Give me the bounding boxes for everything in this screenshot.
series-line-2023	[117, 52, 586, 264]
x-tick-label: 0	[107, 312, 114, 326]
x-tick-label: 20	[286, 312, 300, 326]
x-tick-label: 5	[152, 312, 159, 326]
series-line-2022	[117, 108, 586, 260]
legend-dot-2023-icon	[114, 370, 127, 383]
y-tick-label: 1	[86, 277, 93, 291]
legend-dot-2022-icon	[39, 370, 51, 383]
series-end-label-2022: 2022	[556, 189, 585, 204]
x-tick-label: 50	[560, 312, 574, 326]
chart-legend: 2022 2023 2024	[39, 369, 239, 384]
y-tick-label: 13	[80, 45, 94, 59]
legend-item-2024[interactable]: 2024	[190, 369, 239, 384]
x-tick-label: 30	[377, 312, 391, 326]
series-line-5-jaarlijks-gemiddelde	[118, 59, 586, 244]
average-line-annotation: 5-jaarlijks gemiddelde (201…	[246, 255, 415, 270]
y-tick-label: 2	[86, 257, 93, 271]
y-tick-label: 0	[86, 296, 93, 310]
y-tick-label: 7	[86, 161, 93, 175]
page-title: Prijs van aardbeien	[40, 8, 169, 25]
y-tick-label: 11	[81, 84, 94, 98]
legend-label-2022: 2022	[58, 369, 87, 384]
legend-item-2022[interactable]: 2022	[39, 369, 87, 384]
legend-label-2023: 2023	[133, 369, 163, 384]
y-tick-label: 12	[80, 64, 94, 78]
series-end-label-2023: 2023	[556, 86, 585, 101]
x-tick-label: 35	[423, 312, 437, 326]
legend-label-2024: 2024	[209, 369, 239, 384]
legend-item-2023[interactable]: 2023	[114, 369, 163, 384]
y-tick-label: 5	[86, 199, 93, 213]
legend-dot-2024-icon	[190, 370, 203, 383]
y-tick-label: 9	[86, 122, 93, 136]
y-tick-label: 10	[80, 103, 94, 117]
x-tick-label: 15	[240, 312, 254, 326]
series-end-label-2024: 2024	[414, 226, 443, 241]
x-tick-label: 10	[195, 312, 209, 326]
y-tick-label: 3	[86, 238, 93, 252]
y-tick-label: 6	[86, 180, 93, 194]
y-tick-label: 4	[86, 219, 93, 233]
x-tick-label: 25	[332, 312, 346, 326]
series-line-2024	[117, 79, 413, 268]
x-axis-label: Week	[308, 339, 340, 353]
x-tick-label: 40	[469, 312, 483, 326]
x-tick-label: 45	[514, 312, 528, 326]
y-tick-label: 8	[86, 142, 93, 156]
============
## [What to do]
Print the entries from the first line through the line containing "296, 93, 310]", reproducing each line without alteration.

## [Exercise result]
Give me the bounding boxes for everything in this screenshot.
series-line-2023	[117, 52, 586, 264]
x-tick-label: 0	[107, 312, 114, 326]
x-tick-label: 20	[286, 312, 300, 326]
x-tick-label: 5	[152, 312, 159, 326]
series-line-2022	[117, 108, 586, 260]
legend-dot-2023-icon	[114, 370, 127, 383]
y-tick-label: 1	[86, 277, 93, 291]
legend-dot-2022-icon	[39, 370, 51, 383]
series-end-label-2022: 2022	[556, 189, 585, 204]
x-tick-label: 50	[560, 312, 574, 326]
chart-legend: 2022 2023 2024	[39, 369, 239, 384]
y-tick-label: 13	[80, 45, 94, 59]
legend-item-2024[interactable]: 2024	[190, 369, 239, 384]
x-tick-label: 30	[377, 312, 391, 326]
series-line-5-jaarlijks-gemiddelde	[118, 59, 586, 244]
average-line-annotation: 5-jaarlijks gemiddelde (201…	[246, 255, 415, 270]
y-tick-label: 2	[86, 257, 93, 271]
y-tick-label: 0	[86, 296, 93, 310]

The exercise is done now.